▼▼▼
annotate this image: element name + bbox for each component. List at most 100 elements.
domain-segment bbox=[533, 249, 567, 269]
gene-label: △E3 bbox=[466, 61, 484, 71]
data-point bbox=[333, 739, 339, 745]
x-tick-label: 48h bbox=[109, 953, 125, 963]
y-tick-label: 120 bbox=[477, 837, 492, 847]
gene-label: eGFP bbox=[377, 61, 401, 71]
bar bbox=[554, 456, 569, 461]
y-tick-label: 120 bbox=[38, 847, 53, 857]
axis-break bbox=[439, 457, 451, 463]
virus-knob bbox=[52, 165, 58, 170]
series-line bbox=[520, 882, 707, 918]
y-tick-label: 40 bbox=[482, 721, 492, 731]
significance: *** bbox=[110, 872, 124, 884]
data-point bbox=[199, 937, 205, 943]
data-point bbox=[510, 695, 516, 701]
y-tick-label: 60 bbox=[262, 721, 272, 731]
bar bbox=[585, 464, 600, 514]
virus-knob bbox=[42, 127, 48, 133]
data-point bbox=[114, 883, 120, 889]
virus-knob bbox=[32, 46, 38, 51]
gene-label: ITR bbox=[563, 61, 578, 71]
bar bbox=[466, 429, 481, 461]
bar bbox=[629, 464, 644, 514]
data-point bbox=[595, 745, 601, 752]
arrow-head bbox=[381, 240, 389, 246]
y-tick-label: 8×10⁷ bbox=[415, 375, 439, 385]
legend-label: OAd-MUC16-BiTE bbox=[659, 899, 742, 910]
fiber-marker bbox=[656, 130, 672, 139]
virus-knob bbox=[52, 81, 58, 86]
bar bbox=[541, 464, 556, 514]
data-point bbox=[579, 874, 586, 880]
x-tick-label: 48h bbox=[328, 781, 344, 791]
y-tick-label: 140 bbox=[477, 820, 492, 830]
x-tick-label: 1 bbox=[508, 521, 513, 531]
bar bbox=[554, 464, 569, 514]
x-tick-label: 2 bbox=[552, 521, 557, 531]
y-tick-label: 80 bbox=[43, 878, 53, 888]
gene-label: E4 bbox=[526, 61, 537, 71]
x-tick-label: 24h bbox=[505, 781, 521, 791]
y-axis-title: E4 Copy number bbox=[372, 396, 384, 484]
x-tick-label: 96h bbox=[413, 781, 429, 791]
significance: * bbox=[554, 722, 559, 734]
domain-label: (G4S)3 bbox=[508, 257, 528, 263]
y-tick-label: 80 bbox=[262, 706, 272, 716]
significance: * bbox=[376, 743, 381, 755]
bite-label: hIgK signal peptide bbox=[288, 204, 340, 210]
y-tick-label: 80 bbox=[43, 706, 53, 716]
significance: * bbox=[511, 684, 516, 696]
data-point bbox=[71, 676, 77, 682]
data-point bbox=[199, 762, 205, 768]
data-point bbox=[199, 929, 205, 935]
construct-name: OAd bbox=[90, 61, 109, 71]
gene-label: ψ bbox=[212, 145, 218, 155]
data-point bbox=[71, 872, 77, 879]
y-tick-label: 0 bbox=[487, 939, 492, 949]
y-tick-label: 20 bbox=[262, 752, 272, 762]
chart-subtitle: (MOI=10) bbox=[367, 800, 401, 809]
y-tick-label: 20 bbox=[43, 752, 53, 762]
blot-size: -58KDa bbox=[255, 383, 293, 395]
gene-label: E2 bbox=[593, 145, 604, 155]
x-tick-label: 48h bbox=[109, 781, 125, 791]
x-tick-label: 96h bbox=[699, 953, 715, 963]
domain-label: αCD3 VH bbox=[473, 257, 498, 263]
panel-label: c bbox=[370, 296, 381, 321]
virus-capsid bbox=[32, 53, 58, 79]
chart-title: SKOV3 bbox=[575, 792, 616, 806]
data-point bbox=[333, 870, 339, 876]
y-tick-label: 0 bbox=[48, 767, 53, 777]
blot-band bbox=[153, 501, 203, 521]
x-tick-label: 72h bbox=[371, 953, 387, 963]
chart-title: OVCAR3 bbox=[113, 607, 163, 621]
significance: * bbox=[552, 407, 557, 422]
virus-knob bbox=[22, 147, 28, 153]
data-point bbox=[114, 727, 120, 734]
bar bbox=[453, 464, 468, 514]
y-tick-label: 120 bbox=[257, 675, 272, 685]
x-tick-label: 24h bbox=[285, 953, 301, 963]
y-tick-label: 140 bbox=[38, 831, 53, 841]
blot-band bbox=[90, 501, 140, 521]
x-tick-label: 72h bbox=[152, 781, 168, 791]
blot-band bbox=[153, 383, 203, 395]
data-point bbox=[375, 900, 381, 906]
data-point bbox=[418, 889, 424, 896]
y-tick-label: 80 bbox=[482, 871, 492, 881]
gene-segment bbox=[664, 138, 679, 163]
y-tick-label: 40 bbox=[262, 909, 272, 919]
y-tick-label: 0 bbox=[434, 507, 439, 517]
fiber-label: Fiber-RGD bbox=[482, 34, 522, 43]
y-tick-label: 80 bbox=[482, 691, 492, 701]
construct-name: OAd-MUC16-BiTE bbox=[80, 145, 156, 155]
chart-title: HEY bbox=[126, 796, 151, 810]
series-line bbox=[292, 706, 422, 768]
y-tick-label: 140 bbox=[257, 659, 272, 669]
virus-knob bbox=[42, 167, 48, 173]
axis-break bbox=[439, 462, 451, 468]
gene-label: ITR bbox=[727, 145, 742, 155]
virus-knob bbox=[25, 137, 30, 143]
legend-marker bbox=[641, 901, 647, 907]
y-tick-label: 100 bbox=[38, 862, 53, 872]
▲▲▲
What needs to be done:
You are asked to count the lines of the records above in which the word "significance" occurs, and to give only that number.

Output:
5